**AIM OF THE EXERCISE:** Reproduce the listing below without any change.

**INPUT DATA:**
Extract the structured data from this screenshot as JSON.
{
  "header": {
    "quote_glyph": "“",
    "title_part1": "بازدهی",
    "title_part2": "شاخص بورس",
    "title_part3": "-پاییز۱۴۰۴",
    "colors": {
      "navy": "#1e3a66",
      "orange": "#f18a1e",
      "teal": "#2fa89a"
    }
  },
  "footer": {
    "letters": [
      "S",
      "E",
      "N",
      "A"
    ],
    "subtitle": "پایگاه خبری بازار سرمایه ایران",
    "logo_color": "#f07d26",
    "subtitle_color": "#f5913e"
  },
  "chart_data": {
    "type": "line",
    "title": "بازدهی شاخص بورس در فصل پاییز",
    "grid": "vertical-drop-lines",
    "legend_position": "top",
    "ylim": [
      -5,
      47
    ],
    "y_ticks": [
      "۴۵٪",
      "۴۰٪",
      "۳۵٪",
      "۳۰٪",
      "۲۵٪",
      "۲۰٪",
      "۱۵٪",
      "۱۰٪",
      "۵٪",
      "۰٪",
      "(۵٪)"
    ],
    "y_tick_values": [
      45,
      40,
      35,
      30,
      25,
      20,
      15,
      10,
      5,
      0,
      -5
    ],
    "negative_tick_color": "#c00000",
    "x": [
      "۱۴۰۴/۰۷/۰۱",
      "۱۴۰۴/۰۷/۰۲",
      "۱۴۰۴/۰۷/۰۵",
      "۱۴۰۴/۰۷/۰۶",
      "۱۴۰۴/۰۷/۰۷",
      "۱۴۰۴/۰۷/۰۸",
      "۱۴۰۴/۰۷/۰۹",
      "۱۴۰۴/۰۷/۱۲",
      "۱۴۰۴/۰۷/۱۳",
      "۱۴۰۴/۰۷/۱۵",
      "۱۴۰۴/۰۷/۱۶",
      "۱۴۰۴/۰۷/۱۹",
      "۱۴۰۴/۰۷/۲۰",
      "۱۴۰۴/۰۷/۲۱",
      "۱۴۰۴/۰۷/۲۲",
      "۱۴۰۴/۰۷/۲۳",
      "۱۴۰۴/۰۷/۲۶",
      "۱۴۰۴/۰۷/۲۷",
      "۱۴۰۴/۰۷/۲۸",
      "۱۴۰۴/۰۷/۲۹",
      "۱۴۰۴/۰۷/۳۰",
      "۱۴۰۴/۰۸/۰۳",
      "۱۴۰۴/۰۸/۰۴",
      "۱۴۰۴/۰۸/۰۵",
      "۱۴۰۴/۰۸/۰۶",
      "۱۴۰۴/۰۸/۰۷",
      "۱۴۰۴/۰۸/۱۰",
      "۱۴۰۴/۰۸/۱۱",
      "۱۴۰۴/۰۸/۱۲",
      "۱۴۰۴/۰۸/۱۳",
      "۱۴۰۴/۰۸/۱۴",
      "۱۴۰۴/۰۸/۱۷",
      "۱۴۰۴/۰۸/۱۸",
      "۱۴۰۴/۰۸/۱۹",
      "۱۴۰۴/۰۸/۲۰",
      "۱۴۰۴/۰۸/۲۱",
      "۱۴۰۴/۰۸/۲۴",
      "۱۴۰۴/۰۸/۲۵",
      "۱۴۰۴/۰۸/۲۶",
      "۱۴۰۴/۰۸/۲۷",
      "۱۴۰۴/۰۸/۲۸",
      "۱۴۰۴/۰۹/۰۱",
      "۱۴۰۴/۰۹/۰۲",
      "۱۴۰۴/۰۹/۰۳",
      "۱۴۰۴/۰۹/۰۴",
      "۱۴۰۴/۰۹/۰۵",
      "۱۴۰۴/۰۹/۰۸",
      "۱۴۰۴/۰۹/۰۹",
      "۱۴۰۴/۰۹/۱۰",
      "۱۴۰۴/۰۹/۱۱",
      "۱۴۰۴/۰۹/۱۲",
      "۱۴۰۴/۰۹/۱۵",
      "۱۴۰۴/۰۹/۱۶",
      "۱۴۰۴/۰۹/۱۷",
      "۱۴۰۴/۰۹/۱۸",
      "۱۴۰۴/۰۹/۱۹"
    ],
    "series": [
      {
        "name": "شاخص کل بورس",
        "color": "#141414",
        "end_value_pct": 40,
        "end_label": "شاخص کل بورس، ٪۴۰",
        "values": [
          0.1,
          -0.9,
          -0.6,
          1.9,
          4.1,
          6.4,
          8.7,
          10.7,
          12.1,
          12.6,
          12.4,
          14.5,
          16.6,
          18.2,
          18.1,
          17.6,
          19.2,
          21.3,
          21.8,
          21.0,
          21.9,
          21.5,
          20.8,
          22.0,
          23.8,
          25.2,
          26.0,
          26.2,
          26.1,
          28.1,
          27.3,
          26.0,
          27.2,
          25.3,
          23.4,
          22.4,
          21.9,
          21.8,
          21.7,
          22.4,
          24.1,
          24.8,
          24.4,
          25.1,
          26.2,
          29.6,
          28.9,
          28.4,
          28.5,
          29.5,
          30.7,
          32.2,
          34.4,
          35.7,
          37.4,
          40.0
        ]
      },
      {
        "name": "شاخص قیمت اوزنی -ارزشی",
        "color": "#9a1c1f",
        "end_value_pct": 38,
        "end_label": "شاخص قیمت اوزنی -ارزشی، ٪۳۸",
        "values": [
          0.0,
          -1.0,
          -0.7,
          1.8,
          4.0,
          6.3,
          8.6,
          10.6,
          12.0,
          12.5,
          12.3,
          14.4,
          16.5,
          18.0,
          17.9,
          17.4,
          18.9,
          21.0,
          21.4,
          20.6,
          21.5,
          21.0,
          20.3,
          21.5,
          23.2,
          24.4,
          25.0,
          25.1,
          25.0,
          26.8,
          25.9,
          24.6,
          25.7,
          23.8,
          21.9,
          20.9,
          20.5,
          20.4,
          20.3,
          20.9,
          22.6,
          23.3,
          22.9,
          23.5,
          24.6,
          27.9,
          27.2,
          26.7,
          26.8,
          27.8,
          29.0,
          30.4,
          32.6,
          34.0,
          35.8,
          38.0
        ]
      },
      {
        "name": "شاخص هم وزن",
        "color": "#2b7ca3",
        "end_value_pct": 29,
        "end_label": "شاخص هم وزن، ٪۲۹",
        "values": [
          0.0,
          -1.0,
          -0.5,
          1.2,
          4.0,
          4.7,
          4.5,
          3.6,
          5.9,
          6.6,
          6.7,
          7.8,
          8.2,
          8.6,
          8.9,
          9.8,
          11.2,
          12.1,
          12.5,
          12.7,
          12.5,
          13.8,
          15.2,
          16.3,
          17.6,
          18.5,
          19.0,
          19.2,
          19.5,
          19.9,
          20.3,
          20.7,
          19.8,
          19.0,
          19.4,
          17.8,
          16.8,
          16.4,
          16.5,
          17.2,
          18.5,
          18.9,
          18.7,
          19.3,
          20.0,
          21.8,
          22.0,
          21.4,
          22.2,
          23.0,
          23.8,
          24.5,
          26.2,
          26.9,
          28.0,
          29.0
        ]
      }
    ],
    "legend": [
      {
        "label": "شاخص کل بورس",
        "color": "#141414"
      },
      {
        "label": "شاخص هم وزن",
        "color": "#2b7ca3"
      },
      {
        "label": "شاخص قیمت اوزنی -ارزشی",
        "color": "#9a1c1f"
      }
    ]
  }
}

**SOLUTION BELOW:**
Extract the structured data from this screenshot as JSON.
{
  "header": {
    "quote_glyph": "“",
    "title_part1": "بازدهی",
    "title_part2": "شاخص بورس",
    "title_part3": "-پاییز۱۴۰۴",
    "colors": {
      "navy": "#1e3a66",
      "orange": "#f18a1e",
      "teal": "#2fa89a"
    }
  },
  "footer": {
    "letters": [
      "S",
      "E",
      "N",
      "A"
    ],
    "subtitle": "پایگاه خبری بازار سرمایه ایران",
    "logo_color": "#f07d26",
    "subtitle_color": "#f5913e"
  },
  "chart_data": {
    "type": "line",
    "title": "بازدهی شاخص بورس در فصل پاییز",
    "grid": "vertical-drop-lines",
    "legend_position": "top",
    "ylim": [
      -5,
      47
    ],
    "y_ticks": [
      "۴۵٪",
      "۴۰٪",
      "۳۵٪",
      "۳۰٪",
      "۲۵٪",
      "۲۰٪",
      "۱۵٪",
      "۱۰٪",
      "۵٪",
      "۰٪",
      "(۵٪)"
    ],
    "y_tick_values": [
      45,
      40,
      35,
      30,
      25,
      20,
      15,
      10,
      5,
      0,
      -5
    ],
    "negative_tick_color": "#c00000",
    "x": [
      "۱۴۰۴/۰۷/۰۱",
      "۱۴۰۴/۰۷/۰۲",
      "۱۴۰۴/۰۷/۰۵",
      "۱۴۰۴/۰۷/۰۶",
      "۱۴۰۴/۰۷/۰۷",
      "۱۴۰۴/۰۷/۰۸",
      "۱۴۰۴/۰۷/۰۹",
      "۱۴۰۴/۰۷/۱۲",
      "۱۴۰۴/۰۷/۱۳",
      "۱۴۰۴/۰۷/۱۵",
      "۱۴۰۴/۰۷/۱۶",
      "۱۴۰۴/۰۷/۱۹",
      "۱۴۰۴/۰۷/۲۰",
      "۱۴۰۴/۰۷/۲۱",
      "۱۴۰۴/۰۷/۲۲",
      "۱۴۰۴/۰۷/۲۳",
      "۱۴۰۴/۰۷/۲۶",
      "۱۴۰۴/۰۷/۲۷",
      "۱۴۰۴/۰۷/۲۸",
      "۱۴۰۴/۰۷/۲۹",
      "۱۴۰۴/۰۷/۳۰",
      "۱۴۰۴/۰۸/۰۳",
      "۱۴۰۴/۰۸/۰۴",
      "۱۴۰۴/۰۸/۰۵",
      "۱۴۰۴/۰۸/۰۶",
      "۱۴۰۴/۰۸/۰۷",
      "۱۴۰۴/۰۸/۱۰",
      "۱۴۰۴/۰۸/۱۱",
      "۱۴۰۴/۰۸/۱۲",
      "۱۴۰۴/۰۸/۱۳",
      "۱۴۰۴/۰۸/۱۴",
      "۱۴۰۴/۰۸/۱۷",
      "۱۴۰۴/۰۸/۱۸",
      "۱۴۰۴/۰۸/۱۹",
      "۱۴۰۴/۰۸/۲۰",
      "۱۴۰۴/۰۸/۲۱",
      "۱۴۰۴/۰۸/۲۴",
      "۱۴۰۴/۰۸/۲۵",
      "۱۴۰۴/۰۸/۲۶",
      "۱۴۰۴/۰۸/۲۷",
      "۱۴۰۴/۰۸/۲۸",
      "۱۴۰۴/۰۹/۰۱",
      "۱۴۰۴/۰۹/۰۲",
      "۱۴۰۴/۰۹/۰۳",
      "۱۴۰۴/۰۹/۰۴",
      "۱۴۰۴/۰۹/۰۵",
      "۱۴۰۴/۰۹/۰۸",
      "۱۴۰۴/۰۹/۰۹",
      "۱۴۰۴/۰۹/۱۰",
      "۱۴۰۴/۰۹/۱۱",
      "۱۴۰۴/۰۹/۱۲",
      "۱۴۰۴/۰۹/۱۵",
      "۱۴۰۴/۰۹/۱۶",
      "۱۴۰۴/۰۹/۱۷",
      "۱۴۰۴/۰۹/۱۸",
      "۱۴۰۴/۰۹/۱۹"
    ],
    "series": [
      {
        "name": "شاخص کل بورس",
        "color": "#141414",
        "end_value_pct": 40,
        "end_label": "شاخص کل بورس، ٪۴۰",
        "values": [
          0.1,
          -0.9,
          -0.6,
          1.9,
          4.1,
          6.4,
          8.7,
          10.7,
          12.1,
          12.6,
          12.4,
          14.5,
          16.6,
          18.2,
          18.1,
          17.6,
          19.2,
          21.3,
          21.8,
          21.0,
          21.9,
          21.5,
          20.8,
          22.0,
          23.8,
          25.2,
          26.0,
          26.2,
          26.1,
          28.1,
          27.3,
          26.0,
          27.2,
          25.3,
          23.4,
          22.4,
          21.9,
          21.8,
          21.7,
          22.4,
          24.1,
          24.8,
          24.4,
          25.1,
          26.2,
          29.6,
          28.9,
          28.4,
          28.5,
          29.5,
          30.7,
          32.2,
          34.4,
          35.7,
          37.4,
          40.0
        ]
      },
      {
        "name": "شاخص قیمت اوزنی -ارزشی",
        "color": "#9a1c1f",
        "end_value_pct": 38,
        "end_label": "شاخص قیمت اوزنی -ارزشی، ٪۳۸",
        "values": [
          0.0,
          -1.0,
          -0.7,
          1.8,
          4.0,
          6.3,
          8.6,
          10.6,
          12.0,
          12.5,
          12.3,
          14.4,
          16.5,
          18.0,
          17.9,
          17.4,
          18.9,
          21.0,
          21.4,
          20.6,
          21.5,
          21.0,
          20.3,
          21.5,
          23.2,
          24.4,
          25.0,
          25.1,
          25.0,
          26.8,
          25.9,
          24.6,
          25.7,
          23.8,
          21.9,
          20.9,
          20.5,
          20.4,
          20.3,
          20.9,
          22.6,
          23.3,
          22.9,
          23.5,
          24.6,
          27.9,
          27.2,
          26.7,
          26.8,
          27.8,
          29.0,
          30.4,
          32.6,
          34.0,
          35.8,
          38.0
        ]
      },
      {
        "name": "شاخص هم وزن",
        "color": "#2b7ca3",
        "end_value_pct": 29,
        "end_label": "شاخص هم وزن، ٪۲۹",
        "values": [
          0.0,
          -1.0,
          -0.5,
          1.2,
          4.0,
          4.7,
          4.5,
          3.6,
          5.9,
          6.6,
          6.7,
          7.8,
          8.2,
          8.6,
          8.9,
          9.8,
          11.2,
          12.1,
          12.5,
          12.7,
          12.5,
          13.8,
          15.2,
          16.3,
          17.6,
          18.5,
          19.0,
          19.2,
          19.5,
          19.9,
          20.3,
          20.7,
          19.8,
          19.0,
          19.4,
          17.8,
          16.8,
          16.4,
          16.5,
          17.2,
          18.5,
          18.9,
          18.7,
          19.3,
          20.0,
          21.8,
          22.0,
          21.4,
          22.2,
          23.0,
          23.8,
          24.5,
          26.2,
          26.9,
          28.0,
          29.0
        ]
      }
    ],
    "legend": [
      {
        "label": "شاخص کل بورس",
        "color": "#141414"
      },
      {
        "label": "شاخص هم وزن",
        "color": "#2b7ca3"
      },
      {
        "label": "شاخص قیمت اوزنی -ارزشی",
        "color": "#9a1c1f"
      }
    ]
  }
}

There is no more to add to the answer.